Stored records
## begin

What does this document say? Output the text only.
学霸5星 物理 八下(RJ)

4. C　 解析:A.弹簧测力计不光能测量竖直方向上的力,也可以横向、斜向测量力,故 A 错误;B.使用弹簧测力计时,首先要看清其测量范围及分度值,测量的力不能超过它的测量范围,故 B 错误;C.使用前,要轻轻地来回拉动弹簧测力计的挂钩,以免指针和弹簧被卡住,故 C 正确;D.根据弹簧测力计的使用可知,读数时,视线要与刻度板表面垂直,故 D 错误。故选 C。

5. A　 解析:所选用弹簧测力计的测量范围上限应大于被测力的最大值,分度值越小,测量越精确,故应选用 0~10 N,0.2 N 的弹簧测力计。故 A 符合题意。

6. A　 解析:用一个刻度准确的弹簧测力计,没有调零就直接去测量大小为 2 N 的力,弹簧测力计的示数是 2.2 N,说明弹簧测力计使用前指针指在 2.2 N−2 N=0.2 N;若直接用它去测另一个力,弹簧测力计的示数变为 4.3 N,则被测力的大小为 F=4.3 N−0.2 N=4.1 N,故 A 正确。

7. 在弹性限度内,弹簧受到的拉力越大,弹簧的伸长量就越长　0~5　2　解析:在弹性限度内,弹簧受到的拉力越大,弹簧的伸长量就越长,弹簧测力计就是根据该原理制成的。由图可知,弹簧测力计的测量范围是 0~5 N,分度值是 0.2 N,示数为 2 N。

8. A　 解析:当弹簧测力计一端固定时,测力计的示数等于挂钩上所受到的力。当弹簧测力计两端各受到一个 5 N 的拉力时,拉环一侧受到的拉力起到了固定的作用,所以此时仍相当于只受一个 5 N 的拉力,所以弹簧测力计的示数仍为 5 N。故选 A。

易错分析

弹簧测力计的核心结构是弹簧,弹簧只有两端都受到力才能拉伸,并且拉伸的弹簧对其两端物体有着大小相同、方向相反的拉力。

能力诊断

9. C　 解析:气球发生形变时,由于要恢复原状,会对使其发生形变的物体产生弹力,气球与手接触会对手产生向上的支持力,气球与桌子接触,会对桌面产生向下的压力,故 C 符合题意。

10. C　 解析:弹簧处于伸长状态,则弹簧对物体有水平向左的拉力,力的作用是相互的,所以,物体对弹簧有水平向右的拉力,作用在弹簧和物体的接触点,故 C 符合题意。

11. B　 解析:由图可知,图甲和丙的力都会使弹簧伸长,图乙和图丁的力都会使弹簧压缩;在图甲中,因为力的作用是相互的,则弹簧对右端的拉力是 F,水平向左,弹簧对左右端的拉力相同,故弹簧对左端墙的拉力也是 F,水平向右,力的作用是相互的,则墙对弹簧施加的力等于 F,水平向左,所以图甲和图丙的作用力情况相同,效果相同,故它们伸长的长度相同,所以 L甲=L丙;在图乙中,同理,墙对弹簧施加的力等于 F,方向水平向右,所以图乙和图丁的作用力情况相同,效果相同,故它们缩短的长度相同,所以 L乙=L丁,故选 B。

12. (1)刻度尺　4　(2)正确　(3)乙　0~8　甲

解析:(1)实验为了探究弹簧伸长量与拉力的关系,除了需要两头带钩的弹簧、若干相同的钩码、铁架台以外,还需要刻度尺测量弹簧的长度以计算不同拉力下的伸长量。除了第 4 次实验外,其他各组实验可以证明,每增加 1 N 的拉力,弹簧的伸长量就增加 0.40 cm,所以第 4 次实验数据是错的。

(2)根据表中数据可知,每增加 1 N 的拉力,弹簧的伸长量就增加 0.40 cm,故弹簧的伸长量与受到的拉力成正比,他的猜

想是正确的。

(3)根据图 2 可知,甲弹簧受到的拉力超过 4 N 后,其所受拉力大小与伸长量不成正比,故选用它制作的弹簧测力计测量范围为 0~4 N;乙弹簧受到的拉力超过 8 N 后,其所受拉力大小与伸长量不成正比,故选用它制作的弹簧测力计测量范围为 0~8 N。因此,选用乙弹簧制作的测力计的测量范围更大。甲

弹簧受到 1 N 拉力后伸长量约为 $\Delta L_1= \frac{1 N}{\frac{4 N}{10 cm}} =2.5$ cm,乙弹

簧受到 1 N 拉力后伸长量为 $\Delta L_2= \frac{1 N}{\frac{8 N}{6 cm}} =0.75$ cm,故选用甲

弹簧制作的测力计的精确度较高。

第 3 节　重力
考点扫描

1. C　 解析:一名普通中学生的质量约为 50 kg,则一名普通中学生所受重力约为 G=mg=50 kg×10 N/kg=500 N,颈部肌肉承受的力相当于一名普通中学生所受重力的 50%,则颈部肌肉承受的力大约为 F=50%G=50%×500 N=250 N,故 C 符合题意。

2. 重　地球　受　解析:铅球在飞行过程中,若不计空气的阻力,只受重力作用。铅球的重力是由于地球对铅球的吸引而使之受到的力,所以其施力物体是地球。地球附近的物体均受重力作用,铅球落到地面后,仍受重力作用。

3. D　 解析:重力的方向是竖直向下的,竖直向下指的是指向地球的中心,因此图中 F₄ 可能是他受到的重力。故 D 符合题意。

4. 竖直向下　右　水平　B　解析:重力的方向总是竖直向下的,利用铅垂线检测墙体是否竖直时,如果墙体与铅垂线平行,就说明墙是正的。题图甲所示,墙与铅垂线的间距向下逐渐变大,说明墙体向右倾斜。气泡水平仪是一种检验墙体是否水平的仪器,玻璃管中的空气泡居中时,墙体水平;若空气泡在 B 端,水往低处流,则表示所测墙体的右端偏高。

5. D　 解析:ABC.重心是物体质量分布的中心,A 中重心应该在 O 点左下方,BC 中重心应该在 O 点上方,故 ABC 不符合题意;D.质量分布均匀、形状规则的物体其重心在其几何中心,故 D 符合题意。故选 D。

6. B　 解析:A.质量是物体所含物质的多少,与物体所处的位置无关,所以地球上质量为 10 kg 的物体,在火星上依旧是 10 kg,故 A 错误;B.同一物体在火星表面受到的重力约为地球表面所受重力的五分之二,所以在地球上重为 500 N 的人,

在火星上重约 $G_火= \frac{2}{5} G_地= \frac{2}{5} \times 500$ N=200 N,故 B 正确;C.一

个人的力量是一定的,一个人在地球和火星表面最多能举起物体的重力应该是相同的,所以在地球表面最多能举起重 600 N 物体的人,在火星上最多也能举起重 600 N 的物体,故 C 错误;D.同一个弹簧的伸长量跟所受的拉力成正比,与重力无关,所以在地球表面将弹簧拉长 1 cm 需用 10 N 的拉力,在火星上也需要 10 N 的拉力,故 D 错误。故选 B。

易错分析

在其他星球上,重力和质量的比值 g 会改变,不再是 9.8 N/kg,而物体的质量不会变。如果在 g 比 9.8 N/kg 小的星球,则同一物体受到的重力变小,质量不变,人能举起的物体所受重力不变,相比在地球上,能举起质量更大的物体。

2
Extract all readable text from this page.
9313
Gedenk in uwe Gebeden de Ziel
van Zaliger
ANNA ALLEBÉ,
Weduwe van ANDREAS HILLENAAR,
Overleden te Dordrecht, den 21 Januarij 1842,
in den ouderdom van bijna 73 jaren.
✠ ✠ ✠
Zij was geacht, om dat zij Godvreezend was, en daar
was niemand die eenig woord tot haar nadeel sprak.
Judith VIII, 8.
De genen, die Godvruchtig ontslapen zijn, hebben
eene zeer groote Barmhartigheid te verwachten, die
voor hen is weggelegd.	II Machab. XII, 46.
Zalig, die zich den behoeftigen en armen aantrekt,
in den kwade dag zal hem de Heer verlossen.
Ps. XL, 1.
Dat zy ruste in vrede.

## end

Lines from the records above that hold "弹簧的伸长量就增加" are the ones to list.

解析:(1)实验为了探究弹簧伸长量与拉力的关系,除了需要两头带钩的弹簧、若干相同的钩码、铁架台以外,还需要刻度尺测量弹簧的长度以计算不同拉力下的伸长量。除了第 4 次实验外,其他各组实验可以证明,每增加 1 N 的拉力,弹簧的伸长量就增加 0.40 cm,所以第 4 次实验数据是错的。
(2)根据表中数据可知,每增加 1 N 的拉力,弹簧的伸长量就增加 0.40 cm,故弹簧的伸长量与受到的拉力成正比,他的猜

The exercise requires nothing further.